-- Start of MATERIALS PROVIDED --
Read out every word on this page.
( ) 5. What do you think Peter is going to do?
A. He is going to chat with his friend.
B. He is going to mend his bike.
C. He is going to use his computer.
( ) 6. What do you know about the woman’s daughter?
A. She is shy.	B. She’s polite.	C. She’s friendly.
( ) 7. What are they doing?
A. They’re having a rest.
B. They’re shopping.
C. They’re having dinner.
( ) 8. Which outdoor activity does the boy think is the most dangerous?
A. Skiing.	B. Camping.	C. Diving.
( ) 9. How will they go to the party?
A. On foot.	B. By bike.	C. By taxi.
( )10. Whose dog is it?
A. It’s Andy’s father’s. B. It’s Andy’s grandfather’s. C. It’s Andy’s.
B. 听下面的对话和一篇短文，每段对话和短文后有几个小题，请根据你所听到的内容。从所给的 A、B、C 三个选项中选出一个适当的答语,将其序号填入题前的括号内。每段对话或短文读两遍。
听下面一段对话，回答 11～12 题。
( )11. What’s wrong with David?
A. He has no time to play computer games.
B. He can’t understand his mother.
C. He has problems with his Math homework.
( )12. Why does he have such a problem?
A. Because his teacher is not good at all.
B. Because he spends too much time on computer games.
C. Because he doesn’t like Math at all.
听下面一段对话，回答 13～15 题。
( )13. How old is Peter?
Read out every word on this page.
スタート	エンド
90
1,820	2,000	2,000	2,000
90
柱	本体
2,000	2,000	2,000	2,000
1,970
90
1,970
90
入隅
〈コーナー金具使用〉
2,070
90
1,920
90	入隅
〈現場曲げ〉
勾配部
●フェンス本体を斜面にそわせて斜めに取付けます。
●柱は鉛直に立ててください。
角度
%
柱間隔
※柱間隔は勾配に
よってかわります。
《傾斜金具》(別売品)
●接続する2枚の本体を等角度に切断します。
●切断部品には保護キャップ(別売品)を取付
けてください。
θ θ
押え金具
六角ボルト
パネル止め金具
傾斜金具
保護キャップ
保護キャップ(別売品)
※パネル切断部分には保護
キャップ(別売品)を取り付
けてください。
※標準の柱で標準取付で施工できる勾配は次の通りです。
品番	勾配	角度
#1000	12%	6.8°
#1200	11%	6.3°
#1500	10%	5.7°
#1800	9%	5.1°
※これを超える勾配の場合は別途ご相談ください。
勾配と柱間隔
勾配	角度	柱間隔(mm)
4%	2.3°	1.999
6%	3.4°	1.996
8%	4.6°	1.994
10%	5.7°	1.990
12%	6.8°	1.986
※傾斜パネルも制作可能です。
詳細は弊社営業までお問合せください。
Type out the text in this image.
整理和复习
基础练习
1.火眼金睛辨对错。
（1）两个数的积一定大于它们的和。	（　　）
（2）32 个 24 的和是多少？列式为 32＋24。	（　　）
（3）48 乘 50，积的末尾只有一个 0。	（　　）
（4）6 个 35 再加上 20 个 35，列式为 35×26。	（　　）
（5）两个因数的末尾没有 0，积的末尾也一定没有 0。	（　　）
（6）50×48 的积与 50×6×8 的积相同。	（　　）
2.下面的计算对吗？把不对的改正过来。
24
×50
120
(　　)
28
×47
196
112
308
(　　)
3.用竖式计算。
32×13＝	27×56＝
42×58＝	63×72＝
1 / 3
-- End of MATERIALS PROVIDED --
◆ WHAT THE TASK REQUIRES ◆
Supply the count of lines in the entries that contain the word "time", and nothing besides.

◆ WRITTEN ANSWER ◆
2